**Written instruction:**
Gather the lines that hold the string "крышку".

**Task material:**

┄┄┄┄┄┄┄┄┄┄

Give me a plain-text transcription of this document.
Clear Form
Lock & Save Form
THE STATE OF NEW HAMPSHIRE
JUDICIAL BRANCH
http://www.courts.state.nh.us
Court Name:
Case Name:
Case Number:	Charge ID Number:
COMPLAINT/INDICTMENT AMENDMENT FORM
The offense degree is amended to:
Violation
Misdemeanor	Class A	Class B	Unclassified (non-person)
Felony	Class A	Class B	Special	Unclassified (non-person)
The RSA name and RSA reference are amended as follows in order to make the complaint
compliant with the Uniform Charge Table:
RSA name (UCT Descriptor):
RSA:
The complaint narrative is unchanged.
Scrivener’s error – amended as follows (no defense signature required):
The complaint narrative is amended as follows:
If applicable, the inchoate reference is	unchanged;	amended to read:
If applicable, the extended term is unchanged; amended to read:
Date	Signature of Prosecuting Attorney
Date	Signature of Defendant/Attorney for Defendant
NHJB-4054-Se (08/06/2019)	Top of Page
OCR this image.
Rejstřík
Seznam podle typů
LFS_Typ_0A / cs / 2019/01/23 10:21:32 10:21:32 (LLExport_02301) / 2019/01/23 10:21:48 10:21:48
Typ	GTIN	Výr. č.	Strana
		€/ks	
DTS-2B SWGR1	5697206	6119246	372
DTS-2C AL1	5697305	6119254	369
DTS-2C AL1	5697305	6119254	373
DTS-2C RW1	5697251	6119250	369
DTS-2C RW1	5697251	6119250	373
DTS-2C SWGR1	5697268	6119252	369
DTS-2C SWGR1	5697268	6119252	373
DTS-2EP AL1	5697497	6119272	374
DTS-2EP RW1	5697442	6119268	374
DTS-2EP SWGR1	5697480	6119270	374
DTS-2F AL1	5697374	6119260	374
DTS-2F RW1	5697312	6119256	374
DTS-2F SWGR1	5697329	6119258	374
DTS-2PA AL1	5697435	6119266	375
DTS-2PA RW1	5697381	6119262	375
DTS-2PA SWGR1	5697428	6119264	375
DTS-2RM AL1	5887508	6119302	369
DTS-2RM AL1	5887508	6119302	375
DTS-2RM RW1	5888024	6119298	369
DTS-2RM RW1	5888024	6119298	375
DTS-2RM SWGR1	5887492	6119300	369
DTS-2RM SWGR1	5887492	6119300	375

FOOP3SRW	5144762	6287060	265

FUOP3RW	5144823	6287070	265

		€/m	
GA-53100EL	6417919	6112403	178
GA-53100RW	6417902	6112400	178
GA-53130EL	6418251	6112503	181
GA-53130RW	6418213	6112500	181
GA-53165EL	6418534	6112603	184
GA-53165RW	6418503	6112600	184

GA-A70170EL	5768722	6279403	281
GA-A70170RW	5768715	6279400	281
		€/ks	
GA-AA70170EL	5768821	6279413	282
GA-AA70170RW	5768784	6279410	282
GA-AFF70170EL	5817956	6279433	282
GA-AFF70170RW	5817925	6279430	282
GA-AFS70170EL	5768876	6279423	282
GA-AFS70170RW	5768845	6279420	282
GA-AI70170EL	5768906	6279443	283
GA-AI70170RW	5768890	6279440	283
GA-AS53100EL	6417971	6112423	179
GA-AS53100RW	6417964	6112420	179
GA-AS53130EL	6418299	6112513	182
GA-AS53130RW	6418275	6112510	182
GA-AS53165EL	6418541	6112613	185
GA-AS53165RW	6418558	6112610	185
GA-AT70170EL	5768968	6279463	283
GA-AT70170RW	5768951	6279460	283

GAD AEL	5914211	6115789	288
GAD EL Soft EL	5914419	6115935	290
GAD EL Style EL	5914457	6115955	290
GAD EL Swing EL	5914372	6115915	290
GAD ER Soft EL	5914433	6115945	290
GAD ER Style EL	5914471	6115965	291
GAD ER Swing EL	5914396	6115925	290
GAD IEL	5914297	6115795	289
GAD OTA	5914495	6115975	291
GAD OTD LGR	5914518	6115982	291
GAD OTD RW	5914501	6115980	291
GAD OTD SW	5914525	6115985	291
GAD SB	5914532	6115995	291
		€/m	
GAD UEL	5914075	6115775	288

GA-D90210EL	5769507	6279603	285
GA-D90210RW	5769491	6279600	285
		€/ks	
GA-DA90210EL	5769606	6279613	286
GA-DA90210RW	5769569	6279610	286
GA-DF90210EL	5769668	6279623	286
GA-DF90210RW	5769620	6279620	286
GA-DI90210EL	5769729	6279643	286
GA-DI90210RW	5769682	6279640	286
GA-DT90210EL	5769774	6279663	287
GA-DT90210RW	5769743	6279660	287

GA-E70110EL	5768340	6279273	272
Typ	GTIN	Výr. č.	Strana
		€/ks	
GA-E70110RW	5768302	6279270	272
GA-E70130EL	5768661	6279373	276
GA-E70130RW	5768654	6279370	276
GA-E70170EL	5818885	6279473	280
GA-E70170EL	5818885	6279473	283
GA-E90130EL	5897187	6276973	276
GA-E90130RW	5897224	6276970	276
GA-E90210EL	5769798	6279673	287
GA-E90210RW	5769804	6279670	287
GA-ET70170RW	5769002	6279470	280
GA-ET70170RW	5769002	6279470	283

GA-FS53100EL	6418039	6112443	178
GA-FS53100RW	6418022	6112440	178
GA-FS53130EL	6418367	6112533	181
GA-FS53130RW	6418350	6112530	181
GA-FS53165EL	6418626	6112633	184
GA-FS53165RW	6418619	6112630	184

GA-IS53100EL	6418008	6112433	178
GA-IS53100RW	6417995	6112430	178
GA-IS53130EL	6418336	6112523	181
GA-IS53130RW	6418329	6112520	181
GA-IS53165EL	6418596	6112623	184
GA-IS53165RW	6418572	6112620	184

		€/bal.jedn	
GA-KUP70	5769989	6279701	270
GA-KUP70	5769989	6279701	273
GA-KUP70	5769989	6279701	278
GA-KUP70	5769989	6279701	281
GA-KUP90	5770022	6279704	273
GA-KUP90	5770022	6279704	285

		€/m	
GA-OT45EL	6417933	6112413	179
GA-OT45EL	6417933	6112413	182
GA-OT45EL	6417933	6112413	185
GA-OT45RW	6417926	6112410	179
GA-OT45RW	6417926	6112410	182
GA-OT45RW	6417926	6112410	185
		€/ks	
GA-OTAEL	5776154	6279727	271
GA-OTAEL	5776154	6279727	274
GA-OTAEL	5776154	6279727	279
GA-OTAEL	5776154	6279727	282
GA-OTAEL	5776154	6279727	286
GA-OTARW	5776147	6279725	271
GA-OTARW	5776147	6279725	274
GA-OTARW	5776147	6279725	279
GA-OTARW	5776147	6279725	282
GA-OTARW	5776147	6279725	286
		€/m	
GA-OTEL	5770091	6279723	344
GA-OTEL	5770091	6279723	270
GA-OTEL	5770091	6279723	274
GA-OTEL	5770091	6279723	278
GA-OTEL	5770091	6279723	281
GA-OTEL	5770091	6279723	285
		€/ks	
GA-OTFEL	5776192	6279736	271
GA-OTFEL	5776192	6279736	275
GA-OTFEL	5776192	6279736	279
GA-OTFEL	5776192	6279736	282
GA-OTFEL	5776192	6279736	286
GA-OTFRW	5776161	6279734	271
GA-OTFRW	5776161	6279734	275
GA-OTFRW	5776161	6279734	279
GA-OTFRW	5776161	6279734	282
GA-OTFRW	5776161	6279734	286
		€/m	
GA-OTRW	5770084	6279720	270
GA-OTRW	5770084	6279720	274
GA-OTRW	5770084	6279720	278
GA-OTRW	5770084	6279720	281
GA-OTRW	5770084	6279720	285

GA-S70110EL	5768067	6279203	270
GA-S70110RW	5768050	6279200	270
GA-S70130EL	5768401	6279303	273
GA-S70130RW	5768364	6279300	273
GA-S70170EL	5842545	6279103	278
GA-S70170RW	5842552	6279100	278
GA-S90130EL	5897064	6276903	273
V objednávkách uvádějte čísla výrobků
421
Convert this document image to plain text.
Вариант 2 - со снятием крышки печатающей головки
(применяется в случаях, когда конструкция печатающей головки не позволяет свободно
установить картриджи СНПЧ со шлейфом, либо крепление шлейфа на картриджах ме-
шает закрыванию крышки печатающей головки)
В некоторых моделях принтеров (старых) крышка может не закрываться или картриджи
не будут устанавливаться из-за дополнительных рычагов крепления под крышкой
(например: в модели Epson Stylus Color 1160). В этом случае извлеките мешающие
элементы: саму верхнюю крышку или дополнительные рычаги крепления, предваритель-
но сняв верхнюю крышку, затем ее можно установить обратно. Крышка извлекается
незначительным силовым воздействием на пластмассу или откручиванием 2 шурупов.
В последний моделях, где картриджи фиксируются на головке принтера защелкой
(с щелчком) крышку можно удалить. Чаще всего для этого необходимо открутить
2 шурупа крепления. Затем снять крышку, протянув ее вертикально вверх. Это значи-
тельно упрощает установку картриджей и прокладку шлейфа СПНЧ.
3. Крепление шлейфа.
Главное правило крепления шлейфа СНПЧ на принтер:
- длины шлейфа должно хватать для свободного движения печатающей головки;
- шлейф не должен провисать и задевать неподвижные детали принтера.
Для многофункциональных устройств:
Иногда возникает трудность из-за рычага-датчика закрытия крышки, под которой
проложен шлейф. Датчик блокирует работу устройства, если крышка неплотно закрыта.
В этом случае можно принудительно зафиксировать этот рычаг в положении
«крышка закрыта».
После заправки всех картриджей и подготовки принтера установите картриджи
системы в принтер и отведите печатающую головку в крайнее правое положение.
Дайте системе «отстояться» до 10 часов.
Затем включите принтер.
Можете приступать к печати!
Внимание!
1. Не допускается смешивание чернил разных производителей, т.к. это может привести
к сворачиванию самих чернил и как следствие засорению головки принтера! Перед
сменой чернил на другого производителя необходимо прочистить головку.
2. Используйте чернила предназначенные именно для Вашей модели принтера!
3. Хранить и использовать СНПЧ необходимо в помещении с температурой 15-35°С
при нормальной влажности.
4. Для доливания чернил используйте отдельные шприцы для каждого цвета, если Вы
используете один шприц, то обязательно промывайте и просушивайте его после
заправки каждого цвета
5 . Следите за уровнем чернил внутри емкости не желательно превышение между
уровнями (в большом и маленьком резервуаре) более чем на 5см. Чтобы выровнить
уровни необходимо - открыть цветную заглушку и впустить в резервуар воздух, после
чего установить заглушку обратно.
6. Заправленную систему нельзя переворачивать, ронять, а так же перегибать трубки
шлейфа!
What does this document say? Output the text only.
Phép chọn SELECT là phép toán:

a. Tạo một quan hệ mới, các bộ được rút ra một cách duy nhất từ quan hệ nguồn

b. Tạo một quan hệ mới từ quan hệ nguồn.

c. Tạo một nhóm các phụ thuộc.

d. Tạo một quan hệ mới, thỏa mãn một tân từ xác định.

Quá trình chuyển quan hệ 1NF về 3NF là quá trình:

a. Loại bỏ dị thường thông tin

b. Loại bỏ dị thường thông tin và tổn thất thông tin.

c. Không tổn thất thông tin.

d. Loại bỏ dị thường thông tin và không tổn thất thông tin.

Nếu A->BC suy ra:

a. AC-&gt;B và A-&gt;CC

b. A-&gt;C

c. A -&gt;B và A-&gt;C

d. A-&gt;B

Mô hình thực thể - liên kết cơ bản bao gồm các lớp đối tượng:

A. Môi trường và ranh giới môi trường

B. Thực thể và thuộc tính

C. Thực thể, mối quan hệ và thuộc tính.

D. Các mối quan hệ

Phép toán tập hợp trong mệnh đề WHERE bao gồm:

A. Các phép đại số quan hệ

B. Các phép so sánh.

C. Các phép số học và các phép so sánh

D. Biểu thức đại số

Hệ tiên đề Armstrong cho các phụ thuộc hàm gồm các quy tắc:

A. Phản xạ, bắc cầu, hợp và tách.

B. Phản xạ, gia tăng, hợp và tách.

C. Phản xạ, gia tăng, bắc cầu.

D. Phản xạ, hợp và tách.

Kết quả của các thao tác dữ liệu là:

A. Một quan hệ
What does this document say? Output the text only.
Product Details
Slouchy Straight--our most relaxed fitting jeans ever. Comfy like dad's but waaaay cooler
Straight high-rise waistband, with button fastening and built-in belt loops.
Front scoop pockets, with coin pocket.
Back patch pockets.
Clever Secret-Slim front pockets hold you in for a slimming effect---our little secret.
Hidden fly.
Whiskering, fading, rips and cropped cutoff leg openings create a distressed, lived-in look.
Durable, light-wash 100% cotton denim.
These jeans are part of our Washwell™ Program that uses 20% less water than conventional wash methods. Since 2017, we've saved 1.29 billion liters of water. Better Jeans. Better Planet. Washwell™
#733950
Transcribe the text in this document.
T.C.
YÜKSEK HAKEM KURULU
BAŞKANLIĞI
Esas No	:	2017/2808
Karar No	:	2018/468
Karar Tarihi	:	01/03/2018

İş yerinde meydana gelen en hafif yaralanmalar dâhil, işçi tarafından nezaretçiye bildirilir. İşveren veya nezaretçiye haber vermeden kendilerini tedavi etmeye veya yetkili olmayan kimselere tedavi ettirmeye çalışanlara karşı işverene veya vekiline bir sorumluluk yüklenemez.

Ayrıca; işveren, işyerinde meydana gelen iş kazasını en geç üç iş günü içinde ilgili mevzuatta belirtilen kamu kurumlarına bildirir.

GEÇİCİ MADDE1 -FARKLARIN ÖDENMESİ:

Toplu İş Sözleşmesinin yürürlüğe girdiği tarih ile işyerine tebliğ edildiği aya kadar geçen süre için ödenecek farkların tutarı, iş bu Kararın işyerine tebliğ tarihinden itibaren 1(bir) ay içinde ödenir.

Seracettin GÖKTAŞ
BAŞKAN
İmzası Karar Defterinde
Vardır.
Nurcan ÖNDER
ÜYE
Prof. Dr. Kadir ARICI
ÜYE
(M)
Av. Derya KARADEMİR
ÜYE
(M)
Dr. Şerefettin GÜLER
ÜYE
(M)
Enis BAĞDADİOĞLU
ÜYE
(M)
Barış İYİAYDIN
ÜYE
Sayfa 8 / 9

┄┄┄┄┄┄┄┄┄┄

**Result for this task:**
элементы: саму верхнюю крышку или дополнительные рычаги крепления, предваритель-
но сняв верхнюю крышку, затем ее можно установить обратно. Крышка извлекается
(с щелчком) крышку можно удалить. Чаще всего для этого необходимо открутить
2 шурупа крепления. Затем снять крышку, протянув ее вертикально вверх. Это значи-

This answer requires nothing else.